- [TASK DIRECTIONS] Take the line that contains "Serialize everything readable" as the first line and the final line of the records as the last; return exactly those lines and the lines between.

- [DATA ENTRIES]
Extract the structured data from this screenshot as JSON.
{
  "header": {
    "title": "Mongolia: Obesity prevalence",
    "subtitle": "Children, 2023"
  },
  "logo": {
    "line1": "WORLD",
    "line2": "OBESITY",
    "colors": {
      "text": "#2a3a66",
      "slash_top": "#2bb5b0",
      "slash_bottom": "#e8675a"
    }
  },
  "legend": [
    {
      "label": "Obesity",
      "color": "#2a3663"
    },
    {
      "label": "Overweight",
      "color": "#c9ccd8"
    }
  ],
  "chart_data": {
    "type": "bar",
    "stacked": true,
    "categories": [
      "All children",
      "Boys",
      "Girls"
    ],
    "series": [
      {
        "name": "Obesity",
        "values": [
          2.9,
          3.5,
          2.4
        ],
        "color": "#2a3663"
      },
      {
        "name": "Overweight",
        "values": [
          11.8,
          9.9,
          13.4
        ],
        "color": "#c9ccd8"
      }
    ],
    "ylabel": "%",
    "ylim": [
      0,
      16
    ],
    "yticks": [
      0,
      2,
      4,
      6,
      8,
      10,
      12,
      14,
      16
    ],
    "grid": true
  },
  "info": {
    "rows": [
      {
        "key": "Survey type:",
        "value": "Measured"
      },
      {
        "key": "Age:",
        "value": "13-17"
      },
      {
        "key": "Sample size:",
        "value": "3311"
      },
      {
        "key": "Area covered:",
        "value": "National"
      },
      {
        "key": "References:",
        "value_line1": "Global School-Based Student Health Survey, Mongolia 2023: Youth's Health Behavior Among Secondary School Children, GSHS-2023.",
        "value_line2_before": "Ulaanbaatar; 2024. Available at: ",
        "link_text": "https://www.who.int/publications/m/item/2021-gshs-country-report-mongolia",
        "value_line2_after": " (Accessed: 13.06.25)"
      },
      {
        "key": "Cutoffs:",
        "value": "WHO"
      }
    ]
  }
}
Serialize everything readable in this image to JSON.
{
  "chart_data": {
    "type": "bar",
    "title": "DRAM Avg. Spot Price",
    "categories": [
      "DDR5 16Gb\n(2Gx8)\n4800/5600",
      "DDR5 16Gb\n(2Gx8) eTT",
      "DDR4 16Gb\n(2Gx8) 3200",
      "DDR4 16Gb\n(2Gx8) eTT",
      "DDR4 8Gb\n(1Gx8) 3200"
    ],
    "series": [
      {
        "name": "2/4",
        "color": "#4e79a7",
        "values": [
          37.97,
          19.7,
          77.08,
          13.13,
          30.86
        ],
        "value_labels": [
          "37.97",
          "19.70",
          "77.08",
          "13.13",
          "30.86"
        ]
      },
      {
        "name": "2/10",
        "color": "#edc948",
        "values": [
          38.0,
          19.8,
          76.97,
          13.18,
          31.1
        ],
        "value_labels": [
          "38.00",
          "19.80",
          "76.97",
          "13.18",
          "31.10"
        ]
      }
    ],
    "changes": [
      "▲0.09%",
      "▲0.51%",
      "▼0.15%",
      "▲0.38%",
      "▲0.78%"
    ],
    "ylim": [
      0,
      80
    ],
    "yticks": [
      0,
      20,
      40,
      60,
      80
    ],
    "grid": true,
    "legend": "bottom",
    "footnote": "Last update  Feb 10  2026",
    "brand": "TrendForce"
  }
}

- [WRITTEN SOLUTION]
Serialize everything readable in this image to JSON.
{
  "chart_data": {
    "type": "bar",
    "title": "DRAM Avg. Spot Price",
    "categories": [
      "DDR5 16Gb\n(2Gx8)\n4800/5600",
      "DDR5 16Gb\n(2Gx8) eTT",
      "DDR4 16Gb\n(2Gx8) 3200",
      "DDR4 16Gb\n(2Gx8) eTT",
      "DDR4 8Gb\n(1Gx8) 3200"
    ],
    "series": [
      {
        "name": "2/4",
        "color": "#4e79a7",
        "values": [
          37.97,
          19.7,
          77.08,
          13.13,
          30.86
        ],
        "value_labels": [
          "37.97",
          "19.70",
          "77.08",
          "13.13",
          "30.86"
        ]
      },
      {
        "name": "2/10",
        "color": "#edc948",
        "values": [
          38.0,
          19.8,
          76.97,
          13.18,
          31.1
        ],
        "value_labels": [
          "38.00",
          "19.80",
          "76.97",
          "13.18",
          "31.10"
        ]
      }
    ],
    "changes": [
      "▲0.09%",
      "▲0.51%",
      "▼0.15%",
      "▲0.38%",
      "▲0.78%"
    ],
    "ylim": [
      0,
      80
    ],
    "yticks": [
      0,
      20,
      40,
      60,
      80
    ],
    "grid": true,
    "legend": "bottom",
    "footnote": "Last update  Feb 10  2026",
    "brand": "TrendForce"
  }
}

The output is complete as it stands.